### DIRECTIONS
Select every line holding the word "SRMTID" and copy it.

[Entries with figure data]
####################
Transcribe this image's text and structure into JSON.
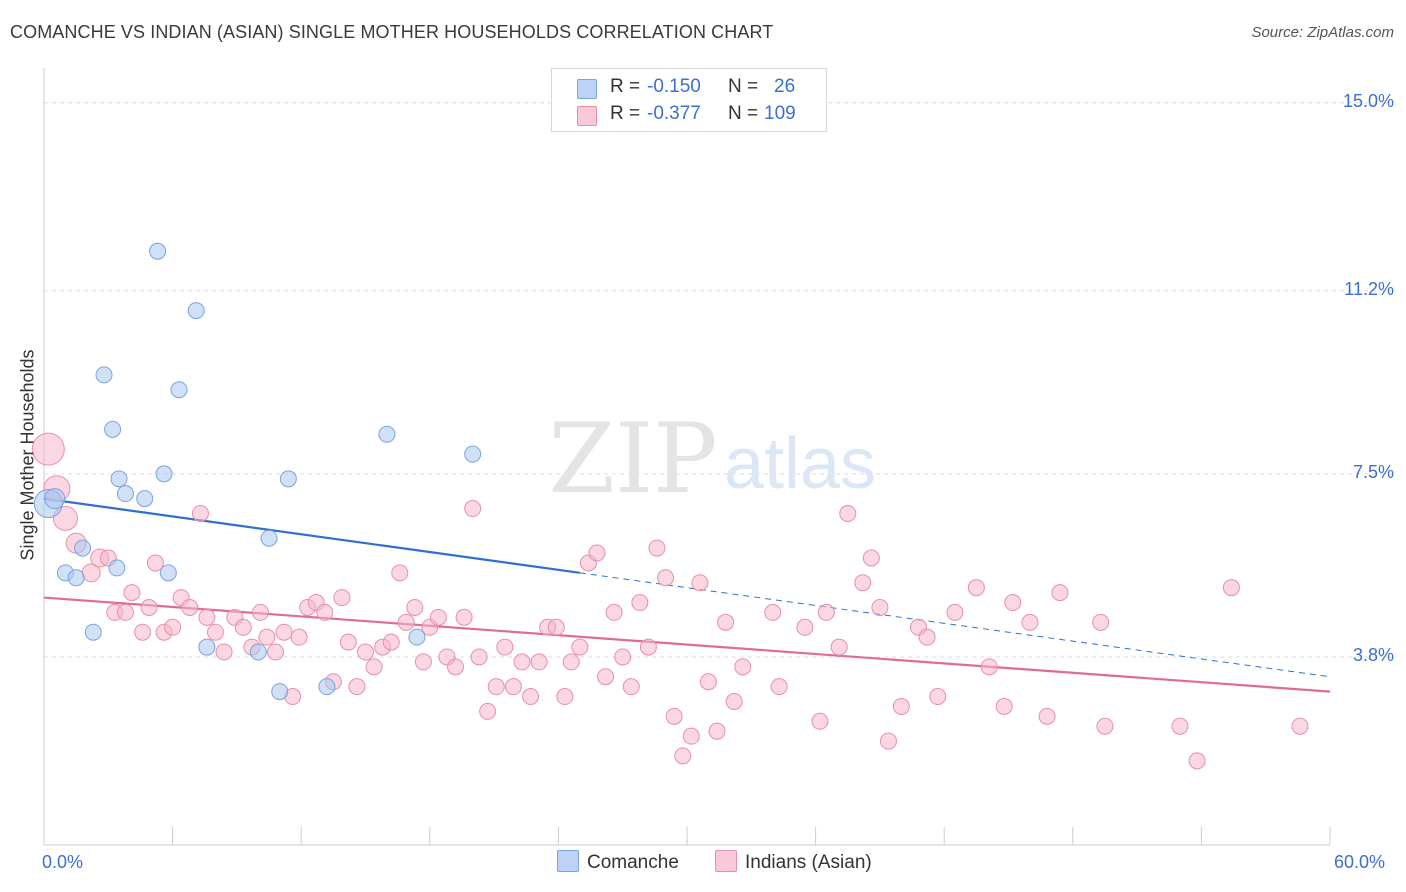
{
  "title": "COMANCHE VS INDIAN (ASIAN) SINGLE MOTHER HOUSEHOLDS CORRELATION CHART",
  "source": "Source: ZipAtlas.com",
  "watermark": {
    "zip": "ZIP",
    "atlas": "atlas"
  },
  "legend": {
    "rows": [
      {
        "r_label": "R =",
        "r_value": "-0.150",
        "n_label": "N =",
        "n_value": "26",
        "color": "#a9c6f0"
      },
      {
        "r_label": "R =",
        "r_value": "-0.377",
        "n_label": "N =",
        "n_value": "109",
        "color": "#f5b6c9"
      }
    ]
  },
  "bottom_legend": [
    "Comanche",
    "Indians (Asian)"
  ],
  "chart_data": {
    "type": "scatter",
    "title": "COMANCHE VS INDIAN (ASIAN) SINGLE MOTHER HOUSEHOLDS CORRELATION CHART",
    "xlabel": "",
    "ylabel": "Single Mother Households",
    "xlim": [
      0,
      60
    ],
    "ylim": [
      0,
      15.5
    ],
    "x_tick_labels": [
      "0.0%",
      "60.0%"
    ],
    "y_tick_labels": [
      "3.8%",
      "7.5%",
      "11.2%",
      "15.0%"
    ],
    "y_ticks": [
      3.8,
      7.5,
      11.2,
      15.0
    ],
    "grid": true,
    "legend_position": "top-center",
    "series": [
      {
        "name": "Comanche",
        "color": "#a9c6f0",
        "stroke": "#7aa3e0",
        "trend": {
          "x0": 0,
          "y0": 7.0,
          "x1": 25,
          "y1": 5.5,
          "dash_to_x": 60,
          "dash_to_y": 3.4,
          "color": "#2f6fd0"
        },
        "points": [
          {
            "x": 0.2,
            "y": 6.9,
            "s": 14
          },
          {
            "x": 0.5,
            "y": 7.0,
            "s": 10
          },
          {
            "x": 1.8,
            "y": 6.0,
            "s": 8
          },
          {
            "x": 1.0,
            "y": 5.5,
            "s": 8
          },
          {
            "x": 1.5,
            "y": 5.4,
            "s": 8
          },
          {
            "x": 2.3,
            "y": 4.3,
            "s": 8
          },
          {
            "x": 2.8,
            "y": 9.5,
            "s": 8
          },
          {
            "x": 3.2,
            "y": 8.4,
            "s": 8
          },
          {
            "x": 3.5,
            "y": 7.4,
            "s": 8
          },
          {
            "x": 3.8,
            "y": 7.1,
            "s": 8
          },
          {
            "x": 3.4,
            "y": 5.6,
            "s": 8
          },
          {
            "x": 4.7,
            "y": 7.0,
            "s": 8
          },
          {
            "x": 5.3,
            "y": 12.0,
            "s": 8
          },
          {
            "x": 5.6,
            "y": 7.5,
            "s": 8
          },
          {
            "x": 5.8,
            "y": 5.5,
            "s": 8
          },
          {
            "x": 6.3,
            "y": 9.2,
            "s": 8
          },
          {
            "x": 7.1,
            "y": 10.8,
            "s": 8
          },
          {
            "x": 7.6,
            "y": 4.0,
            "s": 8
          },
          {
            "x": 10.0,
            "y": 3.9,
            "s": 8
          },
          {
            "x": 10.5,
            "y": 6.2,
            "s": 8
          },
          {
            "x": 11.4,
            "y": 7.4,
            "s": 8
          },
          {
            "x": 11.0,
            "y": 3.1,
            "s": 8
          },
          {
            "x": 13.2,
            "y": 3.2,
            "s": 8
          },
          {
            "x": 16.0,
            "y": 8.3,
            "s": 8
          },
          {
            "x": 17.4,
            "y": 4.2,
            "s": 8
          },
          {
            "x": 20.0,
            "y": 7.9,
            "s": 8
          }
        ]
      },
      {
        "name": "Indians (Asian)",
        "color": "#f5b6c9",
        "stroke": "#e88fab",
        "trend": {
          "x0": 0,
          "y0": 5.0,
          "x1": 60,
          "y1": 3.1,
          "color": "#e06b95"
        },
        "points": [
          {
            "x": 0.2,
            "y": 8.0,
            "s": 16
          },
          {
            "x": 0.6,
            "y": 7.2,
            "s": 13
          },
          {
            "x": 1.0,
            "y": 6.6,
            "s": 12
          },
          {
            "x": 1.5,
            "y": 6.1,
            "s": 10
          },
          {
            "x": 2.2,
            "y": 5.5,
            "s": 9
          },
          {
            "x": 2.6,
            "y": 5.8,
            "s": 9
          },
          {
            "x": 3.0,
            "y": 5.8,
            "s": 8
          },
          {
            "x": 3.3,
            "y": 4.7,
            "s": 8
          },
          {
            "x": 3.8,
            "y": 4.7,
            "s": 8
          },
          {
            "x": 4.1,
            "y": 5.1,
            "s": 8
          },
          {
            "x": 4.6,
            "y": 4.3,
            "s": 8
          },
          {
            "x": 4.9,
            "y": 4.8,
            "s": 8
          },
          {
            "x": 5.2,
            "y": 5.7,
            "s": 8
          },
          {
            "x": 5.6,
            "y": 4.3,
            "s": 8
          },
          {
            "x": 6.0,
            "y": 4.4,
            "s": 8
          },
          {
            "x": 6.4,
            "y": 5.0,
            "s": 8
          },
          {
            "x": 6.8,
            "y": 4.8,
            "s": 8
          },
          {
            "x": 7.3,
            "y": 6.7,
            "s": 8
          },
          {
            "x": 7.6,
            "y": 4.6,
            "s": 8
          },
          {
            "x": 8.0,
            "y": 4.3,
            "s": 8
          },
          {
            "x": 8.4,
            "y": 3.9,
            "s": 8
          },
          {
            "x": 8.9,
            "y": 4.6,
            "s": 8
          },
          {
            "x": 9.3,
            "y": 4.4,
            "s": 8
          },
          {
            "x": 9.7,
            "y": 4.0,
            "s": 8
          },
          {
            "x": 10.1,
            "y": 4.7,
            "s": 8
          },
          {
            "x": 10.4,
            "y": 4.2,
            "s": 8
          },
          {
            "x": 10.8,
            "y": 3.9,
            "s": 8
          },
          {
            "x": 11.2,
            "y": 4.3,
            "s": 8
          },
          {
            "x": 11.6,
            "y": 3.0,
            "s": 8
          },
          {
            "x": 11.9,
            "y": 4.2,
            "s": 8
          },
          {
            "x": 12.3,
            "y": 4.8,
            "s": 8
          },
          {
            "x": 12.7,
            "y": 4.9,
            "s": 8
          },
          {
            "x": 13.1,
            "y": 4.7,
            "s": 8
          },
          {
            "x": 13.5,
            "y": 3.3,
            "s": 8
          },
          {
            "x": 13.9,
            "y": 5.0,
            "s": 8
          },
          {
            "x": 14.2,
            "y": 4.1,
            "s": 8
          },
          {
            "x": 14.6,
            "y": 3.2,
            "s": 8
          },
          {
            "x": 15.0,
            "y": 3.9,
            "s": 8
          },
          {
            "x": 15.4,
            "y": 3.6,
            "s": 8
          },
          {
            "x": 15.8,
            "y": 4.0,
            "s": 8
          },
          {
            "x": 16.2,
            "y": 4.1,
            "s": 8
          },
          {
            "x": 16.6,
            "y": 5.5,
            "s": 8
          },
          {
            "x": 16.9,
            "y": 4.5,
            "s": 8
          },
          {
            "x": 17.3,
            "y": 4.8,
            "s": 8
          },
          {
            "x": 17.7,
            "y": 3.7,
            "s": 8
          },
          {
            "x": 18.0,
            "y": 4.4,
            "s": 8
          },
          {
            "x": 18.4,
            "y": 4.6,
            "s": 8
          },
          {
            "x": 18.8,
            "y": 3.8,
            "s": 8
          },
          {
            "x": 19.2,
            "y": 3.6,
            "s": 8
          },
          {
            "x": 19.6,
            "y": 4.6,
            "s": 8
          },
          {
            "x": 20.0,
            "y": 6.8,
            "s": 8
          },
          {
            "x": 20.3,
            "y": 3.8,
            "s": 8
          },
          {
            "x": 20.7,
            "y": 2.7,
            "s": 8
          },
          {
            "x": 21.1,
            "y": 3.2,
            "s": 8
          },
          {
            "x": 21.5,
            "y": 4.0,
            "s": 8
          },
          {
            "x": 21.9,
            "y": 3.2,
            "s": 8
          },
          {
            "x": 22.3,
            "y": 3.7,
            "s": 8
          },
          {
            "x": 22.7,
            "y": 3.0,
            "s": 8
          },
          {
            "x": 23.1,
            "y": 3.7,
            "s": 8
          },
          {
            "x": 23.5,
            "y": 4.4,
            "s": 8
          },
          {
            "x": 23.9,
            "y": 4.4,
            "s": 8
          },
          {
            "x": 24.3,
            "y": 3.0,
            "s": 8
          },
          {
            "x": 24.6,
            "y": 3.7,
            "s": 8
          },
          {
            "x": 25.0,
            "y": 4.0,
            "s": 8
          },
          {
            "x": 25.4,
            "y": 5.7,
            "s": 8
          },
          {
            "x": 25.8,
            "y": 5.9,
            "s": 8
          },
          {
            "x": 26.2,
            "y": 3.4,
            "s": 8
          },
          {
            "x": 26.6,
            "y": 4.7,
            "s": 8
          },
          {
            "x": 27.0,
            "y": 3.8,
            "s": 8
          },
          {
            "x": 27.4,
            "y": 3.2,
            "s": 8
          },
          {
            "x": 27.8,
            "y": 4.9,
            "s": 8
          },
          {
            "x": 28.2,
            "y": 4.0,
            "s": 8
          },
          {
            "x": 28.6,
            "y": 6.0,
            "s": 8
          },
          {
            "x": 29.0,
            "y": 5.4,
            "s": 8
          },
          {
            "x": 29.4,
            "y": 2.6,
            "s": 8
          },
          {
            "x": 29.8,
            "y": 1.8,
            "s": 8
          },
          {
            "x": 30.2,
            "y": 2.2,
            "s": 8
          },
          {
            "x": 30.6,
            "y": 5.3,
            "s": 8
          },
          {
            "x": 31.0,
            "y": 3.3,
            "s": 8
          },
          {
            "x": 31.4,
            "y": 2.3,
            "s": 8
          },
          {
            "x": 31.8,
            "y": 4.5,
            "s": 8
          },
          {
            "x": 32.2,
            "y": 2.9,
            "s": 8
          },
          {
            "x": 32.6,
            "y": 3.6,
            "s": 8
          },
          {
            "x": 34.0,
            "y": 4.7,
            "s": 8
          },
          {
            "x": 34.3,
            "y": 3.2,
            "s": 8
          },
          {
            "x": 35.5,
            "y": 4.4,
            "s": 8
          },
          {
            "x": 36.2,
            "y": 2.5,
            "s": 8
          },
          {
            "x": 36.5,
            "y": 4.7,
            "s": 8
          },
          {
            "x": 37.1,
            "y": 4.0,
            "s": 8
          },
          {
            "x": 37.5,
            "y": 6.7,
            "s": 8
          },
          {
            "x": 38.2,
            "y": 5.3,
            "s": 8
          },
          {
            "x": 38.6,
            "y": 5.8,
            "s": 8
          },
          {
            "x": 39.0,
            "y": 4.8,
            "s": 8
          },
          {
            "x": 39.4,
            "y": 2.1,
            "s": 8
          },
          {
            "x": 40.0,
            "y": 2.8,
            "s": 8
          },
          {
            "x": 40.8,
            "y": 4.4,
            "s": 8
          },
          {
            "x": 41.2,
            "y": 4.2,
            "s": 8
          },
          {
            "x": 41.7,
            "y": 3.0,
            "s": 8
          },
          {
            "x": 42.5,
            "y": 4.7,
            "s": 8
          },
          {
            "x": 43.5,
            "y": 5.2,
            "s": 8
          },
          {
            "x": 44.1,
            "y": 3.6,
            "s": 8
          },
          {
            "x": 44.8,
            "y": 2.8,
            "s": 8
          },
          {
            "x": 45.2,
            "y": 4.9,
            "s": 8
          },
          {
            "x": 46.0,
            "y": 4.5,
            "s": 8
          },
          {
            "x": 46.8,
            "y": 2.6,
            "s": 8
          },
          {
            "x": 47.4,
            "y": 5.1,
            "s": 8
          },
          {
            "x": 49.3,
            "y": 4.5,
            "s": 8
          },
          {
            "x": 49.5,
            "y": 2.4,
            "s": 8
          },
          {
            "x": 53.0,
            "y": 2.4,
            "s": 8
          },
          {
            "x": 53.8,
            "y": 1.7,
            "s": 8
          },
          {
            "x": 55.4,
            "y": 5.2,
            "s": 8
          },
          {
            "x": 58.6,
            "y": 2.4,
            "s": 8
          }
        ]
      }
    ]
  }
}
####################
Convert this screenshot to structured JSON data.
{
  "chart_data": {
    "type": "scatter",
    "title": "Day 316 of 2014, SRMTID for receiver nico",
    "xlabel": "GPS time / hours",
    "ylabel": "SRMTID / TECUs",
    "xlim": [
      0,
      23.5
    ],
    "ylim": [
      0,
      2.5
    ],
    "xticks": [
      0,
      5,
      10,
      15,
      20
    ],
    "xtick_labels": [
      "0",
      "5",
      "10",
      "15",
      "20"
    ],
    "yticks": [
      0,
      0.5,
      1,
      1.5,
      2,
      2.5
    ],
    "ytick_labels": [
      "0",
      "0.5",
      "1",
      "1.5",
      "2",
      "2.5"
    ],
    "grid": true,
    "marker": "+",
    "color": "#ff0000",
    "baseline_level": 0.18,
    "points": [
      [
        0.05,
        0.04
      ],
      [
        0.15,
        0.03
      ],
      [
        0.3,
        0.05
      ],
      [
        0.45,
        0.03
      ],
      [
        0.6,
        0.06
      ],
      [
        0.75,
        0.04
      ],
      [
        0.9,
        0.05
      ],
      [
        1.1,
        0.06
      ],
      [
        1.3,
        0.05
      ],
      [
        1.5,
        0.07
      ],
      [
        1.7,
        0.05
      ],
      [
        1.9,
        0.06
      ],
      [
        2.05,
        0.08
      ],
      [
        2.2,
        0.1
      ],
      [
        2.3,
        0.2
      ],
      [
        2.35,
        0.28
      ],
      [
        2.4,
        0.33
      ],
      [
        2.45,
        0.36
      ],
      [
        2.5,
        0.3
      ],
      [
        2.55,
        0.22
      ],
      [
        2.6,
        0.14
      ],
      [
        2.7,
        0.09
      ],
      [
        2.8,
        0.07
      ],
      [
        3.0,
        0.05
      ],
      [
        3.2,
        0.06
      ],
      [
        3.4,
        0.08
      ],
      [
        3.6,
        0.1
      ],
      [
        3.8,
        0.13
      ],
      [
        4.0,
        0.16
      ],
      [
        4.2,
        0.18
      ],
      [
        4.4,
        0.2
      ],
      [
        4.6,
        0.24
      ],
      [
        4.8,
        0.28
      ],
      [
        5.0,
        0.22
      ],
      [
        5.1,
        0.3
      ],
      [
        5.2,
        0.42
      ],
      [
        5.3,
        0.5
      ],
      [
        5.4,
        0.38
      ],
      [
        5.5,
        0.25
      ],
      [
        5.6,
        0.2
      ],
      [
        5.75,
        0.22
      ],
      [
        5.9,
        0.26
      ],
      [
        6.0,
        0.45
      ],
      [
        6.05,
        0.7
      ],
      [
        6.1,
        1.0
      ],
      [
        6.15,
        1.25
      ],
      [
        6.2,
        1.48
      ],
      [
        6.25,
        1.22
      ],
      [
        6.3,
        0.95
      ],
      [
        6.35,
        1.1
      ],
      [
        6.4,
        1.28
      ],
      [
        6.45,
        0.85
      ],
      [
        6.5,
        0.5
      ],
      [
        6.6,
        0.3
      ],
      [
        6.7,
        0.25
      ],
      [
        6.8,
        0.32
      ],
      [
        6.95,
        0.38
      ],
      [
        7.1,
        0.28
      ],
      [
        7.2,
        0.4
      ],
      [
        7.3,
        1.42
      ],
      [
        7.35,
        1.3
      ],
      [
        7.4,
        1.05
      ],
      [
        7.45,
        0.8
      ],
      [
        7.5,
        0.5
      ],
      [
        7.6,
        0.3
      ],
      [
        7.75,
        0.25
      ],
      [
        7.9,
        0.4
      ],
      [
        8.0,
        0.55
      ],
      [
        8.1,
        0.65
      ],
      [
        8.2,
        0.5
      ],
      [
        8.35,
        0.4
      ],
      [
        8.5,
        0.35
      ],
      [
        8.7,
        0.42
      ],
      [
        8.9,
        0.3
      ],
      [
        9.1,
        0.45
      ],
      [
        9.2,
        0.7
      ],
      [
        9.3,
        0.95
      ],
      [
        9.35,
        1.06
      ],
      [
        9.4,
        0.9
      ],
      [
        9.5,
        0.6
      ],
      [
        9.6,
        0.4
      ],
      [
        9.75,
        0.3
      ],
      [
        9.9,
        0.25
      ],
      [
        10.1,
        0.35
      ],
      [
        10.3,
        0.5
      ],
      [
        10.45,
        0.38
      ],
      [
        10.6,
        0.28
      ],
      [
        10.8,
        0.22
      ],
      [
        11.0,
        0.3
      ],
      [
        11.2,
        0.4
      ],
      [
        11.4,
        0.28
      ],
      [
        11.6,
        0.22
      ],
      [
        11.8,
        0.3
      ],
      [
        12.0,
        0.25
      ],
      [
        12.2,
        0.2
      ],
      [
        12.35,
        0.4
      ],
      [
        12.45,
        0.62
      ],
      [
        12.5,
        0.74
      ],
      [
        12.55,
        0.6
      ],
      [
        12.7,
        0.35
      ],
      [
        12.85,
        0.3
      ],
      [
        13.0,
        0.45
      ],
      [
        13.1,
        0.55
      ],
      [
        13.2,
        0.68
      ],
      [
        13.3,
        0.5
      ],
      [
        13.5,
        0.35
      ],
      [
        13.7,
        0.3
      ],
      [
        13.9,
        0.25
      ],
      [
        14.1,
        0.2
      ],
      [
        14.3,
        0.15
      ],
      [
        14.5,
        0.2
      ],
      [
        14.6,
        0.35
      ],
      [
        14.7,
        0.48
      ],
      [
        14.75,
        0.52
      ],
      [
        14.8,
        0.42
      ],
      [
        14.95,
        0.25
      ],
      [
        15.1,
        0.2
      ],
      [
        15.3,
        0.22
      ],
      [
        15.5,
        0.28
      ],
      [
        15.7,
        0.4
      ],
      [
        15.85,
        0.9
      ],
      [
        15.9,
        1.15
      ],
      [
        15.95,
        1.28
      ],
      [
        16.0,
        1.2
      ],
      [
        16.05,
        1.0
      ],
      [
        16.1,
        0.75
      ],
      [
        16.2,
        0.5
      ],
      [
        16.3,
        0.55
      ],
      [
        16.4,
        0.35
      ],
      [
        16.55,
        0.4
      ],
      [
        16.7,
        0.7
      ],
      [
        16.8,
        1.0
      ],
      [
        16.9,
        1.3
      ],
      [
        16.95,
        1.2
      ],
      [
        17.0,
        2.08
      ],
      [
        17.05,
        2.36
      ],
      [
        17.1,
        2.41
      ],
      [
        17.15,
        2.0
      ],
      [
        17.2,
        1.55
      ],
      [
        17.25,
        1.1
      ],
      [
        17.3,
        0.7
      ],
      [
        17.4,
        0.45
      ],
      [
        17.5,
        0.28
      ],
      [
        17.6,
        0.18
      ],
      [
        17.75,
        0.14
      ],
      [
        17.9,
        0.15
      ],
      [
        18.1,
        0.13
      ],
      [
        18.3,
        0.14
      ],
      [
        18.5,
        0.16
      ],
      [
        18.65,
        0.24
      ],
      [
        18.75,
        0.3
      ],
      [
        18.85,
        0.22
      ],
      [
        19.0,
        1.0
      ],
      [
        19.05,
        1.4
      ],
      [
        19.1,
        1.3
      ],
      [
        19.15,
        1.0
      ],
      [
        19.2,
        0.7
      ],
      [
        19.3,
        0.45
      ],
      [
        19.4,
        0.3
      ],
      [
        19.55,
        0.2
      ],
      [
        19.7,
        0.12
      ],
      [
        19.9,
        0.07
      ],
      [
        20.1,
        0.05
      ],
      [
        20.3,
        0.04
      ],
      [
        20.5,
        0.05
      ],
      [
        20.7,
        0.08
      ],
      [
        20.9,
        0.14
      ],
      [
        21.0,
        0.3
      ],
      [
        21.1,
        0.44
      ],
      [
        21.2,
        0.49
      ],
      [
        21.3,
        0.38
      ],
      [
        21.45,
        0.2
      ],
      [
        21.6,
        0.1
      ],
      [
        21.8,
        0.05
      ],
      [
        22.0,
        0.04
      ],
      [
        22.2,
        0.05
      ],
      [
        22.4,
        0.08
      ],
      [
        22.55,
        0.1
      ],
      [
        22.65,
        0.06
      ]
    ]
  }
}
####################
### ANSWER IN FULL
    "title": "Day 316 of 2014, SRMTID for receiver nico",
    "ylabel": "SRMTID / TECUs",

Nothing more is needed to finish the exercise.